**DIRECTIVE**
Images excluded, repeat each entry below exactly.

====== RECORDS FOR THIS EXERCISE ======

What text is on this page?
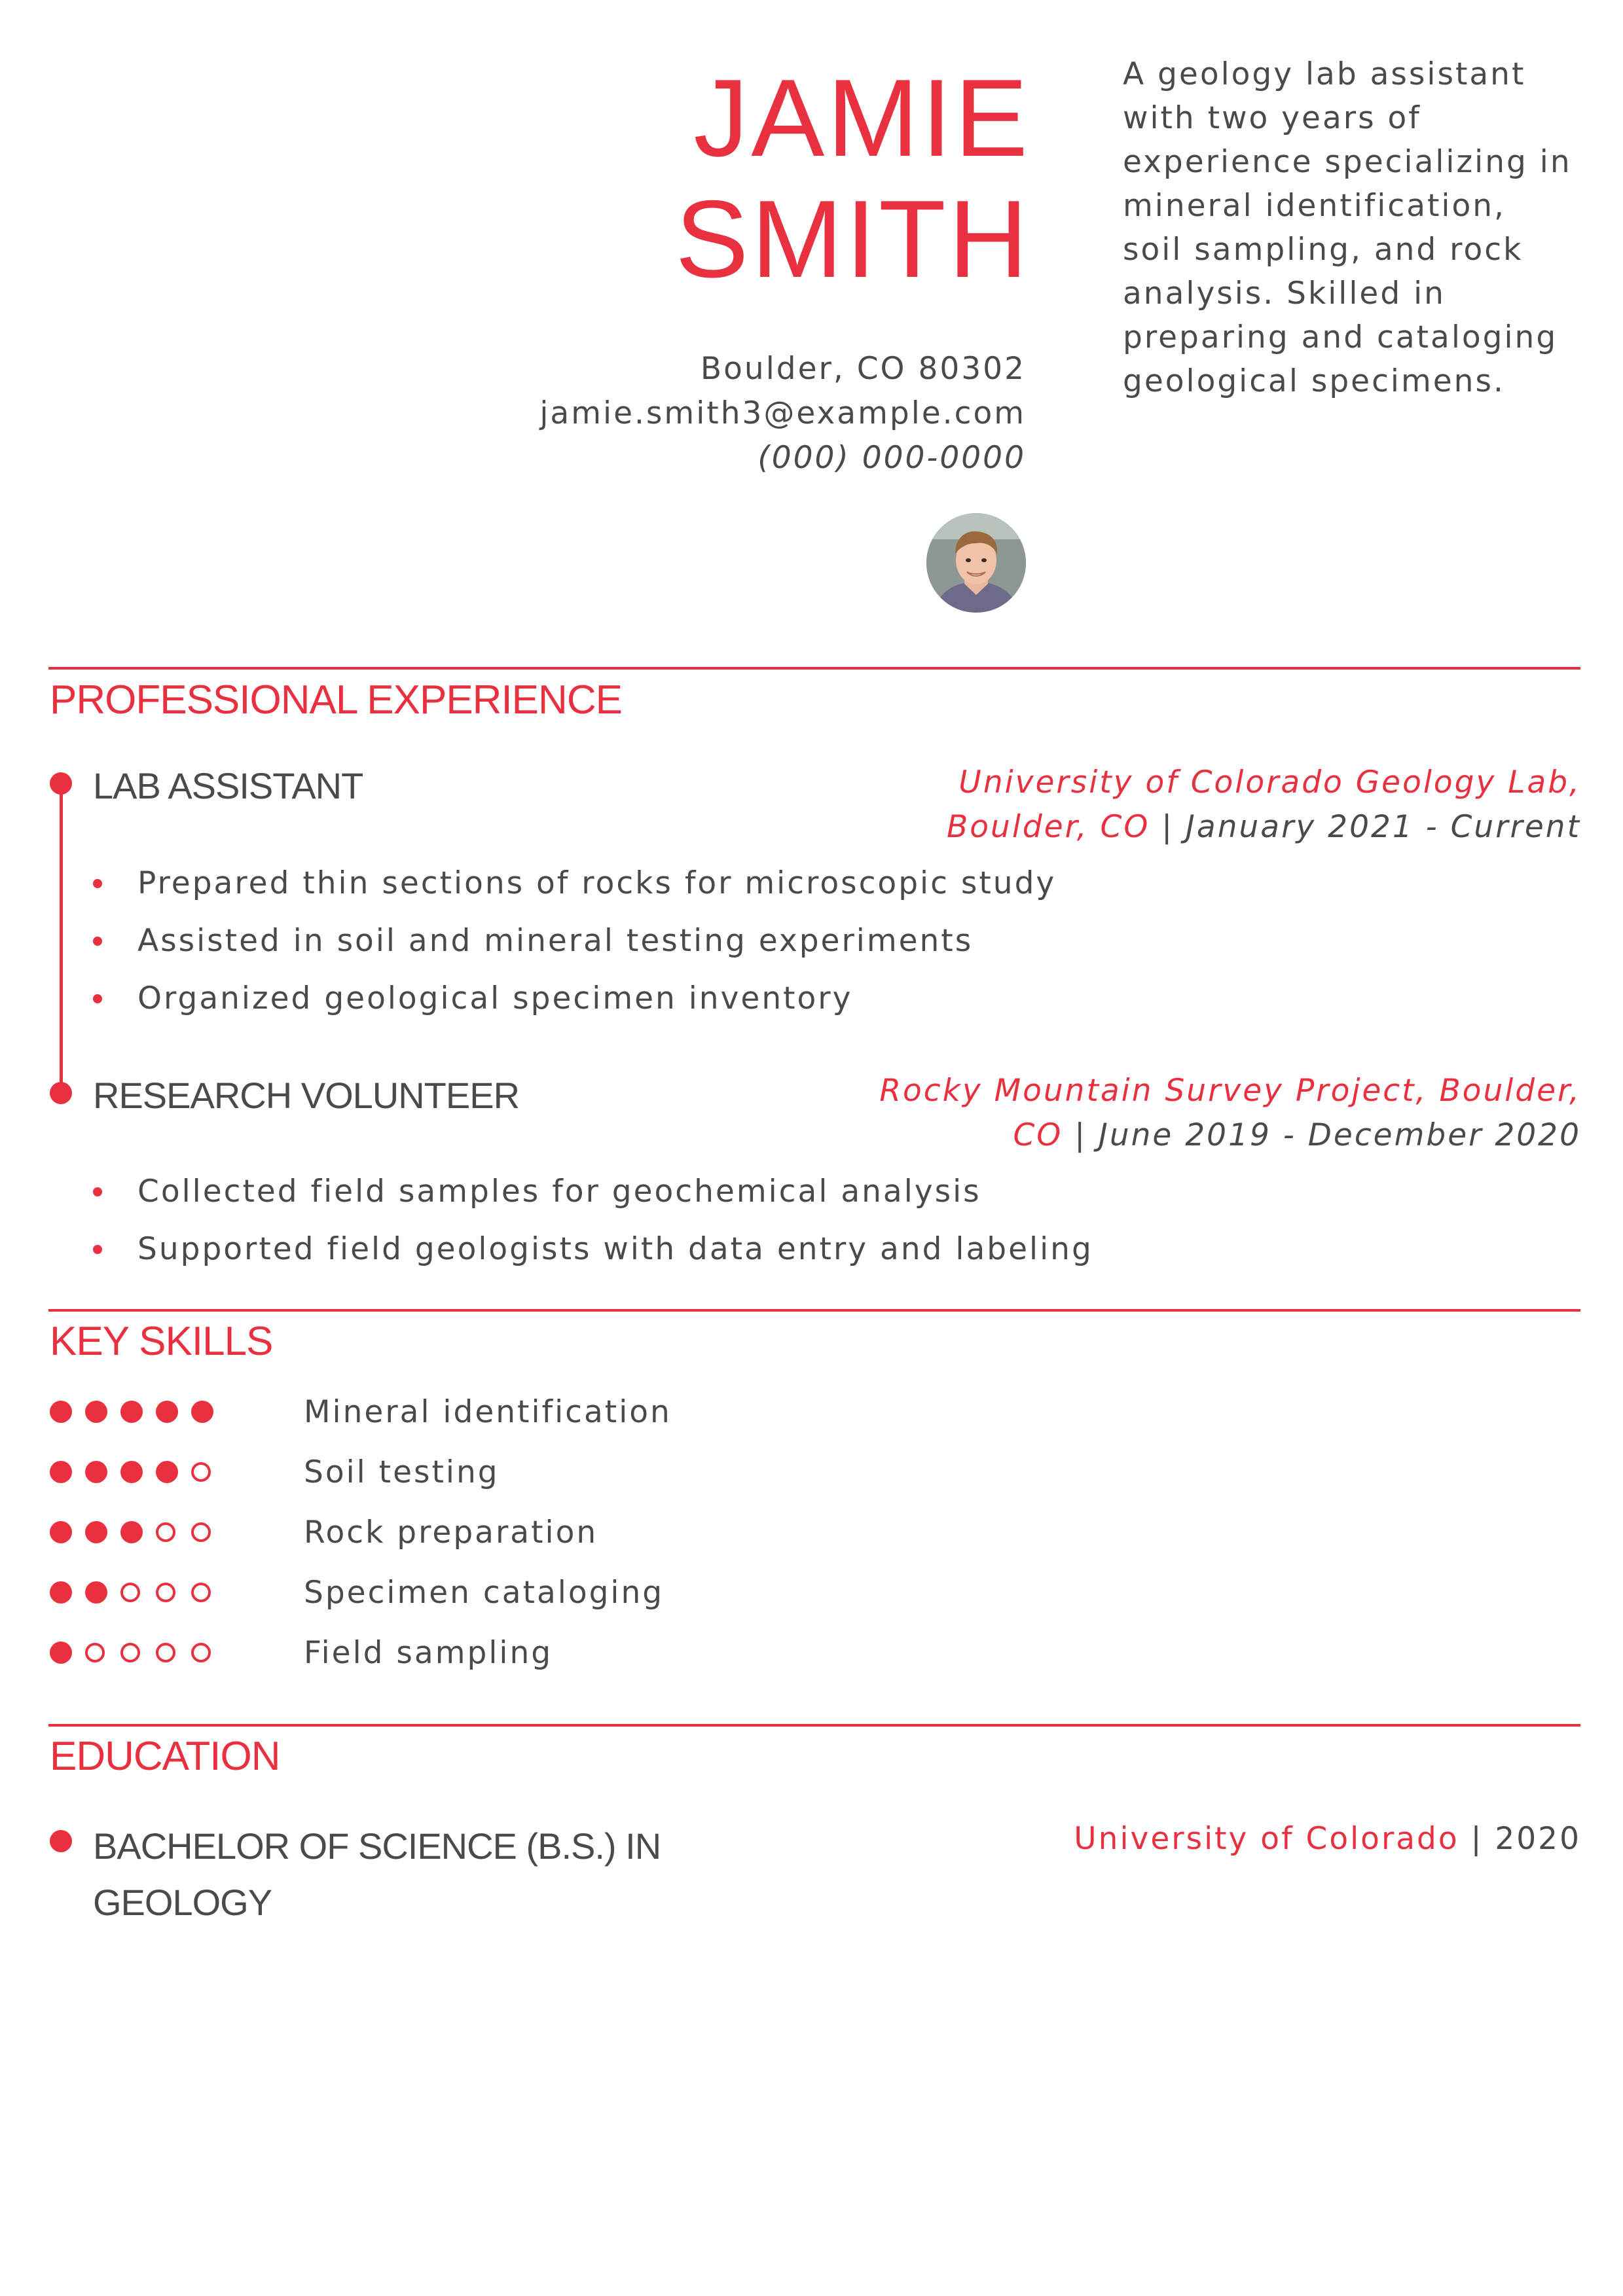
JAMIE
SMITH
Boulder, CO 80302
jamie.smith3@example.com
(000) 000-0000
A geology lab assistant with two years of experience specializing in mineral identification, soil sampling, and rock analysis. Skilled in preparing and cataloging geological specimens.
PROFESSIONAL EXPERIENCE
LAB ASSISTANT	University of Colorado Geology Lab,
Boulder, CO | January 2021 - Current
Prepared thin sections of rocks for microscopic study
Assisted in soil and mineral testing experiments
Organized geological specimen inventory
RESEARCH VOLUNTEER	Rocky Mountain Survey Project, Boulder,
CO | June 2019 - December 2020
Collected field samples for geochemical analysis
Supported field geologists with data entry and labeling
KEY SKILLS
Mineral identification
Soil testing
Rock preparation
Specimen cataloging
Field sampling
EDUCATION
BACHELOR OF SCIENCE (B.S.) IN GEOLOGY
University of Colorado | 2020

======

**SOLUTION TO THIS PROBLEM**
What text is on this page?
JAMIE
SMITH
Boulder, CO 80302
jamie.smith3@example.com
(000) 000-0000
A geology lab assistant with two years of experience specializing in mineral identification, soil sampling, and rock analysis. Skilled in preparing and cataloging geological specimens.
PROFESSIONAL EXPERIENCE
LAB ASSISTANT	University of Colorado Geology Lab,
Boulder, CO | January 2021 - Current
Prepared thin sections of rocks for microscopic study
Assisted in soil and mineral testing experiments
Organized geological specimen inventory
RESEARCH VOLUNTEER	Rocky Mountain Survey Project, Boulder,
CO | June 2019 - December 2020
Collected field samples for geochemical analysis
Supported field geologists with data entry and labeling
KEY SKILLS
Mineral identification
Soil testing
Rock preparation
Specimen cataloging
Field sampling
EDUCATION
BACHELOR OF SCIENCE (B.S.) IN GEOLOGY
University of Colorado | 2020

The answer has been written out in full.